- [SOURCE MATERIAL]:
%%

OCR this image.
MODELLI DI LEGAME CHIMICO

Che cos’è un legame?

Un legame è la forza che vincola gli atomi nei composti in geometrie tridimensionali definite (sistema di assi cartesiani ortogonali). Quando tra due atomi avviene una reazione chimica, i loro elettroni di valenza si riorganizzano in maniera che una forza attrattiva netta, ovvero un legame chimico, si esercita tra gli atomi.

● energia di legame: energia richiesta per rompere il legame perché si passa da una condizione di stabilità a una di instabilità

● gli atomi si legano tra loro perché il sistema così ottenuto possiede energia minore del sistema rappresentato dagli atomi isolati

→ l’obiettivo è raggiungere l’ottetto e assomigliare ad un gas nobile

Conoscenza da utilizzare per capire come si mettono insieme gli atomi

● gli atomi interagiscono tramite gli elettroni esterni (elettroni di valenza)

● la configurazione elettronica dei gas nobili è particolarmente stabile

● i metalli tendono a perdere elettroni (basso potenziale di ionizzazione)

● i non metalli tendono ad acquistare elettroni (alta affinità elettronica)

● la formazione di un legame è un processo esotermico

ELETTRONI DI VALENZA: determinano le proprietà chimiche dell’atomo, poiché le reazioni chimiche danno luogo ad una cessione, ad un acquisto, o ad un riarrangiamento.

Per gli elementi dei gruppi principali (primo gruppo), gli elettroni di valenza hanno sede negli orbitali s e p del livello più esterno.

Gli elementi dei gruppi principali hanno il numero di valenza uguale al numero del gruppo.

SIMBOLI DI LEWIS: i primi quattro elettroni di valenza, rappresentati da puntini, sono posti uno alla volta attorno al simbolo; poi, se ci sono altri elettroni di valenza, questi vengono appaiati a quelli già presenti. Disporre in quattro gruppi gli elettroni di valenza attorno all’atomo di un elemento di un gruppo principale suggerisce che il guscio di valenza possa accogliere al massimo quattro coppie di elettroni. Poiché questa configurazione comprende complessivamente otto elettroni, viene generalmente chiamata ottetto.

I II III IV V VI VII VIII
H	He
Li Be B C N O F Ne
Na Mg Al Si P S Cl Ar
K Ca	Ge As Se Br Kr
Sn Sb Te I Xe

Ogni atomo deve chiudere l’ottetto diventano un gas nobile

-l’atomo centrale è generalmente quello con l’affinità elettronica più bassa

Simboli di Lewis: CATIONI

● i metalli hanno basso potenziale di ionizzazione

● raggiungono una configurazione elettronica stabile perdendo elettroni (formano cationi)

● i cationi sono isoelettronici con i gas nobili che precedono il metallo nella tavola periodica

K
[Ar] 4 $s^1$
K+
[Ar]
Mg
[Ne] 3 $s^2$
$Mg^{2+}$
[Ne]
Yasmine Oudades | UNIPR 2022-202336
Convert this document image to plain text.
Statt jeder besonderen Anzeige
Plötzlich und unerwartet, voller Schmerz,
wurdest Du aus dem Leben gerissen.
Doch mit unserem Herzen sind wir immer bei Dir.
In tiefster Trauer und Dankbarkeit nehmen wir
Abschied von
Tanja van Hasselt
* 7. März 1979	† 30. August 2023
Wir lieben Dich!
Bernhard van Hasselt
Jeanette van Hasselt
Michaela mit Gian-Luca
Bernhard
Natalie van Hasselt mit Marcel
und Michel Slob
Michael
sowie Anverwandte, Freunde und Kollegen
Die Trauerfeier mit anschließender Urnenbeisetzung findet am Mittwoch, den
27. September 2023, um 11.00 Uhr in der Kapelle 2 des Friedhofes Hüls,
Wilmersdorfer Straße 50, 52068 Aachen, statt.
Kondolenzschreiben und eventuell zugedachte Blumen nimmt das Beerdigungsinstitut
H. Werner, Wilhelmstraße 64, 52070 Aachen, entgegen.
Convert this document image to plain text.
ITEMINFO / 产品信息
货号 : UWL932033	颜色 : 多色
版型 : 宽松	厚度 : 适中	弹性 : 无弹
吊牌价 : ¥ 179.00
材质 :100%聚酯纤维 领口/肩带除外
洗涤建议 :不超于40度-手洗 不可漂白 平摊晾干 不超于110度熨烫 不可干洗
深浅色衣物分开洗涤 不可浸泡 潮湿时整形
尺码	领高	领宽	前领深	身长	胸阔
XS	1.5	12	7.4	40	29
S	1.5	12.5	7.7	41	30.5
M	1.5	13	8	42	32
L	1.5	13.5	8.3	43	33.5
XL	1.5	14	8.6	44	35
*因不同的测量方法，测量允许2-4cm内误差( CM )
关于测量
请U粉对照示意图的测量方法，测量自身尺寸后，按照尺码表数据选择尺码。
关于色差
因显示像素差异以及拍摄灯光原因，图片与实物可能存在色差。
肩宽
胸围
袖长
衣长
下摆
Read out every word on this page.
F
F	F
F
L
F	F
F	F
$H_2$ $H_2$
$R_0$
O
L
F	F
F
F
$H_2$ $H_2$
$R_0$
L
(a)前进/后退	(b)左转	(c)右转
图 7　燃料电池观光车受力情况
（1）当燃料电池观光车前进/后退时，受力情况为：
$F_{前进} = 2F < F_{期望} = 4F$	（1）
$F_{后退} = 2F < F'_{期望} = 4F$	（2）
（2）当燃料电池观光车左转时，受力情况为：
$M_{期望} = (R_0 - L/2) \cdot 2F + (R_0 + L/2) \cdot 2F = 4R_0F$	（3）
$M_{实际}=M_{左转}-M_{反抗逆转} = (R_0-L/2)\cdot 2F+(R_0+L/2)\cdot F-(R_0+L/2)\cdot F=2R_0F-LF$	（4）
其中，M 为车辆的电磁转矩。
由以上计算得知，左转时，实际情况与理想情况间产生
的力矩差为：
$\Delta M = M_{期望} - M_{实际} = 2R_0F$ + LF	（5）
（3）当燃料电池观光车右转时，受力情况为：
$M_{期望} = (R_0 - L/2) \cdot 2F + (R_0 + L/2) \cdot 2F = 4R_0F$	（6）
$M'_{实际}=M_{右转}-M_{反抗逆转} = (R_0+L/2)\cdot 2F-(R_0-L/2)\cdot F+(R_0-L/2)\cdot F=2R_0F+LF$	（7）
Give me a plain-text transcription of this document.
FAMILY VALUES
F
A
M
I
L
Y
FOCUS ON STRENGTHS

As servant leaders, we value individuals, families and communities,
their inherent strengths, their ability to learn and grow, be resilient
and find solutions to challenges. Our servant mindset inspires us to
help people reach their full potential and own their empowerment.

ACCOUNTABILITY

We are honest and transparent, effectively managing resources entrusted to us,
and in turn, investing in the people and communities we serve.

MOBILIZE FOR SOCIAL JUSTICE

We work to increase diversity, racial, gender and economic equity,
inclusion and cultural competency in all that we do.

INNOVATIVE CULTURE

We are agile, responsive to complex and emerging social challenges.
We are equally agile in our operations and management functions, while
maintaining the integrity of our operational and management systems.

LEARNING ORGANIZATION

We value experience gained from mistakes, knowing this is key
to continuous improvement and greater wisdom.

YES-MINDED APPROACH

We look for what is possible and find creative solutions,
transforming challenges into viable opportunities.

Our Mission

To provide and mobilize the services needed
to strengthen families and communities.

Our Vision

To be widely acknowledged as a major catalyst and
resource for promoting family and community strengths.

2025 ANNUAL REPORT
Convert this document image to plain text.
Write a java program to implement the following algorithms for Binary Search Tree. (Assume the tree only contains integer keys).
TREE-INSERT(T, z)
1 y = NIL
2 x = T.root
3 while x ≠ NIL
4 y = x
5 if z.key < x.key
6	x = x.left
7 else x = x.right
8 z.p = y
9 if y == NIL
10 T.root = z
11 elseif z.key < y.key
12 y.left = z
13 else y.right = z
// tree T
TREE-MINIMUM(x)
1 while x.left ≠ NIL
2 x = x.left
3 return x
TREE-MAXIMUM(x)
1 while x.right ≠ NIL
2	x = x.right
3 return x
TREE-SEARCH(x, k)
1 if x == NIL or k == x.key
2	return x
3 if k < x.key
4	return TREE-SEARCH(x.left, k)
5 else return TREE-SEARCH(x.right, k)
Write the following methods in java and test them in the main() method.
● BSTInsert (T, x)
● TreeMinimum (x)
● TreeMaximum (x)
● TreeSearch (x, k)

%%

- [TASK GOAL]: Find the word "energia" in the entries above and gather every line that holds it.

- [EXERCISE RESPONSE]:
● energia di legame: energia richiesta per rompere il legame perché si passa da una condizione di stabilità a una di instabilità
● gli atomi si legano tra loro perché il sistema così ottenuto possiede energia minore del sistema rappresentato dagli atomi isolati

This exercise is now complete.